Check every line of the data below for the string "this", and copy the ones that hold it.

* [RECORDS PROVIDED]

================

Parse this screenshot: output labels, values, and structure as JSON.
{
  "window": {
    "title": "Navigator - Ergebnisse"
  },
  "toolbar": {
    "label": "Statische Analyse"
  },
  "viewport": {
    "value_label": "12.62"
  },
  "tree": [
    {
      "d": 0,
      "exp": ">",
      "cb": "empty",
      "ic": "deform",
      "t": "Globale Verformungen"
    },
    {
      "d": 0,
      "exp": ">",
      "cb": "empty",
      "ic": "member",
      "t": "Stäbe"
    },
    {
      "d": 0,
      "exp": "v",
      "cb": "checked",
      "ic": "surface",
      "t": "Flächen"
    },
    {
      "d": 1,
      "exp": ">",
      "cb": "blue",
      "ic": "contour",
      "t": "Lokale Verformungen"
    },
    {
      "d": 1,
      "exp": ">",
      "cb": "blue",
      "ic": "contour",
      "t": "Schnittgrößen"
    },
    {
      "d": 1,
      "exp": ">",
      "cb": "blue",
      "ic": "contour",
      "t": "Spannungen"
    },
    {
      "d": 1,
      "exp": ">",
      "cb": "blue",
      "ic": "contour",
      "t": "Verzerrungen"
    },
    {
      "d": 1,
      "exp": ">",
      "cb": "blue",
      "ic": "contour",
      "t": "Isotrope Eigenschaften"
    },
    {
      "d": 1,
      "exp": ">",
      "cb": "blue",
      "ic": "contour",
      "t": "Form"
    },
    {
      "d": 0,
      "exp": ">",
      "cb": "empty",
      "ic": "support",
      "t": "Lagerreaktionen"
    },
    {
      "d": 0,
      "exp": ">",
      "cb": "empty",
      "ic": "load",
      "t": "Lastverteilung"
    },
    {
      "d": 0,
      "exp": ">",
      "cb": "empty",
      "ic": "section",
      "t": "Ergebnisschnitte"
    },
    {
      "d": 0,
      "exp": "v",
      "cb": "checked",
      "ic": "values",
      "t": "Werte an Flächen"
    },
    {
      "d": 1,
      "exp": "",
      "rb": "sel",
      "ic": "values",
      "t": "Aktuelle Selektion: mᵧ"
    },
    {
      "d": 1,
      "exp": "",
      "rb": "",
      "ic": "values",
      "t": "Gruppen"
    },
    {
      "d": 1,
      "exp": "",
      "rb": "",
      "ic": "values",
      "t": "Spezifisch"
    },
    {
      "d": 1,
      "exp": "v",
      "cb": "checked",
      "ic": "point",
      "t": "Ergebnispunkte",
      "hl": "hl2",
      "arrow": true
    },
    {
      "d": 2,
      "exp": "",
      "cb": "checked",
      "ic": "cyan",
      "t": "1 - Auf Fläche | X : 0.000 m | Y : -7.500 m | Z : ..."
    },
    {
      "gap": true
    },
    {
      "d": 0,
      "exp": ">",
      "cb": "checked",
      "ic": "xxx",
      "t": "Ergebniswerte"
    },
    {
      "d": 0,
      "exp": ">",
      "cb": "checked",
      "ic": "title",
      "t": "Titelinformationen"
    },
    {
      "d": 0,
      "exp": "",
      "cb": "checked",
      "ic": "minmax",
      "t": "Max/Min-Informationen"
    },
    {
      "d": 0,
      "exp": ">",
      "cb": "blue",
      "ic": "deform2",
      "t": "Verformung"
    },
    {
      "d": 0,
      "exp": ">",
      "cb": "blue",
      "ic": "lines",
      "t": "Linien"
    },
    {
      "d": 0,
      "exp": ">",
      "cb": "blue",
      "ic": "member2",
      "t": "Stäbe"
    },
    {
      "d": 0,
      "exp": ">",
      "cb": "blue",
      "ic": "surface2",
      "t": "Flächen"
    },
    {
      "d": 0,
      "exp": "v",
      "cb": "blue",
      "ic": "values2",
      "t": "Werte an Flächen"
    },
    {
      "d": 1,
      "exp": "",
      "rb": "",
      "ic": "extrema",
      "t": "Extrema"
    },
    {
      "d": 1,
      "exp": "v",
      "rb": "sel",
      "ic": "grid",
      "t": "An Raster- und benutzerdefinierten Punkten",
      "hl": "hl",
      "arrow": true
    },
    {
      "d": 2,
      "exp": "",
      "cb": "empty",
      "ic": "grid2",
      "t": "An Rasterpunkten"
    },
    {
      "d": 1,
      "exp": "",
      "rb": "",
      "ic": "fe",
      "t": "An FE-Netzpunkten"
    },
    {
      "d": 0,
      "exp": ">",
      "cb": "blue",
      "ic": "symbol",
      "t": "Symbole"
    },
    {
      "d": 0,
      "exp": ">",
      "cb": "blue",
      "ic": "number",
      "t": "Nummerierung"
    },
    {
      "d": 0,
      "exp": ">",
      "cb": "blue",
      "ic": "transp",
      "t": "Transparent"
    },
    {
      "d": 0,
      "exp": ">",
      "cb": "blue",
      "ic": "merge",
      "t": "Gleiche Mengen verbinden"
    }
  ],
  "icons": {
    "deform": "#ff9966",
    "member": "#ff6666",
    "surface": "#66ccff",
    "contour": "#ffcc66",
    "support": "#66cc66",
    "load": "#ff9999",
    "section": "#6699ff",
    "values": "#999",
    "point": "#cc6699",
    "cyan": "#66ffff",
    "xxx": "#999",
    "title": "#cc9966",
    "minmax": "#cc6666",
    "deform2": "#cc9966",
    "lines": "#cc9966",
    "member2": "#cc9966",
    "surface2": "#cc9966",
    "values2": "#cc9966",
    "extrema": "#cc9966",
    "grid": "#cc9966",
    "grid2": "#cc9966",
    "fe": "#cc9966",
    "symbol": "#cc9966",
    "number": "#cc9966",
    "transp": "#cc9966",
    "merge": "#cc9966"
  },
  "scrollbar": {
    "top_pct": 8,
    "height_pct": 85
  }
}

================

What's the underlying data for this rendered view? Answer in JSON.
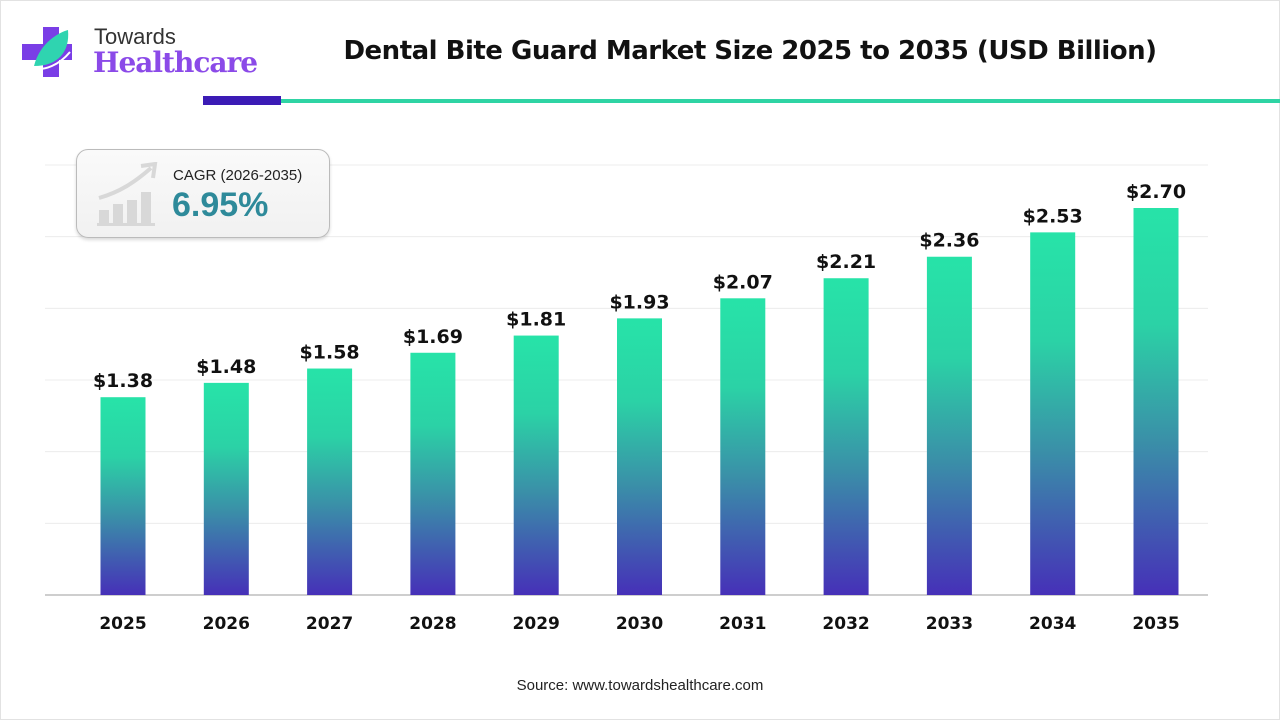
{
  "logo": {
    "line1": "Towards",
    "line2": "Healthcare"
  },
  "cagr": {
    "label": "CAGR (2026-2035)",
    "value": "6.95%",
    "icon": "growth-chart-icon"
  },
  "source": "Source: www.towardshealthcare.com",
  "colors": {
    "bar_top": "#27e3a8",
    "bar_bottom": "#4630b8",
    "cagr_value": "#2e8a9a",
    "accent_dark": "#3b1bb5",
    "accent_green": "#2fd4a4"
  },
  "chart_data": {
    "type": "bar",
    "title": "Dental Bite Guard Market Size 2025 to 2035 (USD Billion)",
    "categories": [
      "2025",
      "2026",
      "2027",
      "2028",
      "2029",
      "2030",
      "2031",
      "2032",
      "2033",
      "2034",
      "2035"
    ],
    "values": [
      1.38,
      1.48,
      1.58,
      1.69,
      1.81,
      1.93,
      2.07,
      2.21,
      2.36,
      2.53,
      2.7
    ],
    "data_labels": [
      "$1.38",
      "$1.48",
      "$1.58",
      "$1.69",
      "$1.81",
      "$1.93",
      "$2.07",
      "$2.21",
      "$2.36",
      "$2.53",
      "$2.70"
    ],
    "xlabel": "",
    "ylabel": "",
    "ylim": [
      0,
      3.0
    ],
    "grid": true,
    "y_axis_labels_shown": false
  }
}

================

* [WORKED SOLUTION]
Parse this screenshot: output labels, values, and structure as JSON.
What's the underlying data for this rendered view? Answer in JSON.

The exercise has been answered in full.